----- Supplied material -----
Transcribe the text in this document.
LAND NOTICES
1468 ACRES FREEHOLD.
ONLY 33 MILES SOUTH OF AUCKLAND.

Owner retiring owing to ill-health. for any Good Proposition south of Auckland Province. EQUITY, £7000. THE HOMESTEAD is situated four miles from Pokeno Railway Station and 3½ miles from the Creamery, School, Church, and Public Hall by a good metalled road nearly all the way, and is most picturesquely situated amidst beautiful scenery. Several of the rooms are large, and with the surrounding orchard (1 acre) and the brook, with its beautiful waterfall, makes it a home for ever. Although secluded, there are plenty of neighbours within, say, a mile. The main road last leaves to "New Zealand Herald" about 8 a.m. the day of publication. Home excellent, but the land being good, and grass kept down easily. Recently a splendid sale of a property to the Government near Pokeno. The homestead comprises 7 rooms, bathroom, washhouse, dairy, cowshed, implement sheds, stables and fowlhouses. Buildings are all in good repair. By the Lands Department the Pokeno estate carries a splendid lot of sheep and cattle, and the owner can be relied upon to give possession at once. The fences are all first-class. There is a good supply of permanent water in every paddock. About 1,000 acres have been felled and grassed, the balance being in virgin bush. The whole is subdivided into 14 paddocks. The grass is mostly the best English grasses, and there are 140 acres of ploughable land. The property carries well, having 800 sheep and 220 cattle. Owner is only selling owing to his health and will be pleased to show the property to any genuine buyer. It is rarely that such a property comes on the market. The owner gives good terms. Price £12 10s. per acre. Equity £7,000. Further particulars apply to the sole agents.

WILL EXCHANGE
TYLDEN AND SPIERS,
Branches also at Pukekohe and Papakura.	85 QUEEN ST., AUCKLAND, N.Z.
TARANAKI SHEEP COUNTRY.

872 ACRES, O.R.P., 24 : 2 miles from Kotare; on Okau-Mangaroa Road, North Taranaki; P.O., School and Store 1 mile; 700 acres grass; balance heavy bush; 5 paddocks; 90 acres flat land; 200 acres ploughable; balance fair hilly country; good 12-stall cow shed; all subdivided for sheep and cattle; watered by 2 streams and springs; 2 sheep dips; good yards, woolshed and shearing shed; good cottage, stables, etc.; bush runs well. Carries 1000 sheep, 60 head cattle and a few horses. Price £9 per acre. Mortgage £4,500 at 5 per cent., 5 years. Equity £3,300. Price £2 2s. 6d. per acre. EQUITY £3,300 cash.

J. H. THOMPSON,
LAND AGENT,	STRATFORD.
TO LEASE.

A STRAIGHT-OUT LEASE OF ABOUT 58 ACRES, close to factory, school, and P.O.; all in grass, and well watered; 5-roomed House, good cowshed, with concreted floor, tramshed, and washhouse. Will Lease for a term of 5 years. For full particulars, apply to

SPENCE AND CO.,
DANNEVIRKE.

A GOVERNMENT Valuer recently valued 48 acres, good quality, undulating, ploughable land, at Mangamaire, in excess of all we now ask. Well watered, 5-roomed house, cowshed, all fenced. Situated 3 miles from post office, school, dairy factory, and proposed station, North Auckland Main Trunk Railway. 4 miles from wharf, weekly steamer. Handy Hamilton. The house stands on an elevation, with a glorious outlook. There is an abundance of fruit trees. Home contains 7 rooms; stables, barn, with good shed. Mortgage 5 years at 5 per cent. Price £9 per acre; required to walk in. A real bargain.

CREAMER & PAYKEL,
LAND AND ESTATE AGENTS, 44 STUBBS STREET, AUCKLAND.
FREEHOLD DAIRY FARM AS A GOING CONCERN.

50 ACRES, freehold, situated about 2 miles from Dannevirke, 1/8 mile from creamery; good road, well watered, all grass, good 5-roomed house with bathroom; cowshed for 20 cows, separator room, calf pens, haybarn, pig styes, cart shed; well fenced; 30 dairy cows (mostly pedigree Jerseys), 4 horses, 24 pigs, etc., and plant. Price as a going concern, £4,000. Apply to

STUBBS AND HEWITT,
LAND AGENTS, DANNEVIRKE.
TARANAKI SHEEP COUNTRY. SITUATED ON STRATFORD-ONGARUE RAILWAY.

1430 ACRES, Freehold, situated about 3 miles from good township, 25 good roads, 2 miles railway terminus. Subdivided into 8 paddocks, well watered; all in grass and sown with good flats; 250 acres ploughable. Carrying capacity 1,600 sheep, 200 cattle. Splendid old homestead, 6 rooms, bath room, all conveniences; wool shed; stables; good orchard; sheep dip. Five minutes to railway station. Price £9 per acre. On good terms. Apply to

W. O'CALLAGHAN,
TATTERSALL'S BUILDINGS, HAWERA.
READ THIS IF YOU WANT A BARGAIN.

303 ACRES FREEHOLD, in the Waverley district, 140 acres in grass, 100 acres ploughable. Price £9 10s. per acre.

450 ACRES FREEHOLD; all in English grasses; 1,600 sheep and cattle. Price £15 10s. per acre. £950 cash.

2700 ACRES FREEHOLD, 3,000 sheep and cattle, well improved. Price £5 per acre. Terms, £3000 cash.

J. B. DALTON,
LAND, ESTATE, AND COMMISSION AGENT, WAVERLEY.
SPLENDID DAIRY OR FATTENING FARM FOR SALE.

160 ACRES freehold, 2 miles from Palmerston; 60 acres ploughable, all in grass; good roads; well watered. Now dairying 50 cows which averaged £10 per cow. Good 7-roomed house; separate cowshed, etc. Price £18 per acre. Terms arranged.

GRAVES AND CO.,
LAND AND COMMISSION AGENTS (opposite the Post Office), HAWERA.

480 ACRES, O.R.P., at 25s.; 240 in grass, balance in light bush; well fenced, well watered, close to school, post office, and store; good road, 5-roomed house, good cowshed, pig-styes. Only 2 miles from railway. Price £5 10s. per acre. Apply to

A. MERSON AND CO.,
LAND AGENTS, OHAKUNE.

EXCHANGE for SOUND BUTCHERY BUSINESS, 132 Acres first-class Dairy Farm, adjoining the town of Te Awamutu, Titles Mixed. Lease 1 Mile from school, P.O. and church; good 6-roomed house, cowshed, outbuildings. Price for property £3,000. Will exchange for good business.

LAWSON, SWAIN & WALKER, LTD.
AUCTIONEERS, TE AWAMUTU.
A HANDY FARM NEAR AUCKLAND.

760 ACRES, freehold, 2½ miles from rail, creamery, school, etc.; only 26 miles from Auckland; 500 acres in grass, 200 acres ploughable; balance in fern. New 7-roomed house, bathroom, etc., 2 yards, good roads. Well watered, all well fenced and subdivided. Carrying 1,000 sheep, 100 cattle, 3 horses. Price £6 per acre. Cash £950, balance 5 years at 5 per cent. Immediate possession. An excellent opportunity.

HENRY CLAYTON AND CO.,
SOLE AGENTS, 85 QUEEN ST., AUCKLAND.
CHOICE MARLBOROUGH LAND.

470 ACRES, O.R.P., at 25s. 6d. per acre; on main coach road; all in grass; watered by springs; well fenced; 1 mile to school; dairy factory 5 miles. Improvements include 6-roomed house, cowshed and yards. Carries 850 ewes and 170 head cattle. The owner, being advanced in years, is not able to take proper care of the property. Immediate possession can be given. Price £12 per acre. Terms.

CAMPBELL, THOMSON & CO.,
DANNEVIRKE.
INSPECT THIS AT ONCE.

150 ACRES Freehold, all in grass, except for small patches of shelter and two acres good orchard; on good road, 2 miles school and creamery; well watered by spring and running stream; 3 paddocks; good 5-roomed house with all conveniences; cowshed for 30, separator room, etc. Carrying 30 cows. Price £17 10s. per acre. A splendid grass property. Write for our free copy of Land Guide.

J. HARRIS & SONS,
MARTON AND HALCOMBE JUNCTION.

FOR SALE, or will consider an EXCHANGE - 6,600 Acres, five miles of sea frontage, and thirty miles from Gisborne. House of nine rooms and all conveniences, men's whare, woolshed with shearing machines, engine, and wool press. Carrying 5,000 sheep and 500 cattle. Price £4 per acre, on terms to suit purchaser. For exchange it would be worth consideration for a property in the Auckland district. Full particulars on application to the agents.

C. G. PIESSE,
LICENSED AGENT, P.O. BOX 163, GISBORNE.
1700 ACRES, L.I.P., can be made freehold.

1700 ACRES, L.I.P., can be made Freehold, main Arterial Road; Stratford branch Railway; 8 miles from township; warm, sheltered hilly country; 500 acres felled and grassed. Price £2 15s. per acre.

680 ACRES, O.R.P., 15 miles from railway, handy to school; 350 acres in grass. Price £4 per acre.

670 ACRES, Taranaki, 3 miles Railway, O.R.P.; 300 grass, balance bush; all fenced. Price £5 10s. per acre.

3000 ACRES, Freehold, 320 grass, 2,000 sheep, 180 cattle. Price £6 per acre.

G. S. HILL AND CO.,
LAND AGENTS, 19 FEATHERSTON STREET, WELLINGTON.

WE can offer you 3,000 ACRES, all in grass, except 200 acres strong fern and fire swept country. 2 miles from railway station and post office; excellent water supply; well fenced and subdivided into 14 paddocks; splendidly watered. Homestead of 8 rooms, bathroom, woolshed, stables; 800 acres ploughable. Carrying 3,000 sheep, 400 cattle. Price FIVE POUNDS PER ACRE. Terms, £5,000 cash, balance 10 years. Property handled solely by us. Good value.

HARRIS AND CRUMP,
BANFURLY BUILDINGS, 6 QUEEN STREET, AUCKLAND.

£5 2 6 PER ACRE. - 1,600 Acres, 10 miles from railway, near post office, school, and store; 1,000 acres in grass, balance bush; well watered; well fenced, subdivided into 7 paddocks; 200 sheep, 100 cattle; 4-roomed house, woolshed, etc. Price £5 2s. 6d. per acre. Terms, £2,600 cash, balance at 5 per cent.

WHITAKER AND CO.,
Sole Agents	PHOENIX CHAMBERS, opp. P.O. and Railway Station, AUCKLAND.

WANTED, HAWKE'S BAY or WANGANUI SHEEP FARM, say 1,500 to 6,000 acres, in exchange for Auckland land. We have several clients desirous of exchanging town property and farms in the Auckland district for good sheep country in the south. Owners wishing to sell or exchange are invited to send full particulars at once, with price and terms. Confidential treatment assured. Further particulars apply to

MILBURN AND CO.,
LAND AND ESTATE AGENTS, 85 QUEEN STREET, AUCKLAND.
-----
----- Supplied material -----
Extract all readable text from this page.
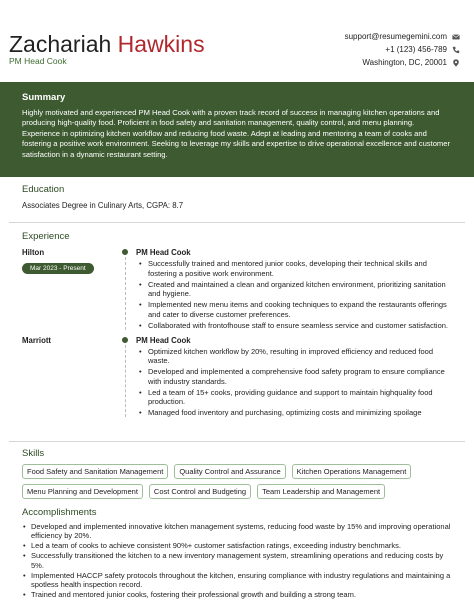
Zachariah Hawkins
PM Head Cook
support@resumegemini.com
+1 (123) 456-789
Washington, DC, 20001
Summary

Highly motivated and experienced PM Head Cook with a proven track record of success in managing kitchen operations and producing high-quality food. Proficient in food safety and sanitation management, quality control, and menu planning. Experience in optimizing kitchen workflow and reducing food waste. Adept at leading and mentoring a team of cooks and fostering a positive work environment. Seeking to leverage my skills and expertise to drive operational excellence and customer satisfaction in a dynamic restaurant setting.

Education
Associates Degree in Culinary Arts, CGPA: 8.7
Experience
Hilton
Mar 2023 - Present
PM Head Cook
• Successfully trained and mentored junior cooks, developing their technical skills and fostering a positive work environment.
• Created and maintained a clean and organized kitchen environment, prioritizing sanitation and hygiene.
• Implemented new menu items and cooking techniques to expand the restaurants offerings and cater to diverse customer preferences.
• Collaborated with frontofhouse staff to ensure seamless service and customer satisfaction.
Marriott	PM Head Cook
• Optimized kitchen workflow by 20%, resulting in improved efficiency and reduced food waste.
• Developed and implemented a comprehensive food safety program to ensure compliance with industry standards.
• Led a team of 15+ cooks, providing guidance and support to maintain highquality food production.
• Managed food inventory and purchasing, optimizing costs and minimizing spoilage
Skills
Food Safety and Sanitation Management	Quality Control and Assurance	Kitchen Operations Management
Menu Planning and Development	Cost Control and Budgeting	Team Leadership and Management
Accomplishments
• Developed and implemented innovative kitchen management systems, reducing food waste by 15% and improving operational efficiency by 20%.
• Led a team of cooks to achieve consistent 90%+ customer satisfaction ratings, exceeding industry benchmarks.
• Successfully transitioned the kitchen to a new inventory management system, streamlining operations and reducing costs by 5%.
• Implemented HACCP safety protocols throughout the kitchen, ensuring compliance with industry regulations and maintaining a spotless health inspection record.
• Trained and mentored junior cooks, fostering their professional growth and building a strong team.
-----
• [The problem]
Extract all lines of the records above that include "text".

• [Worked solution]
Transcribe the text in this document.
Extract all readable text from this page.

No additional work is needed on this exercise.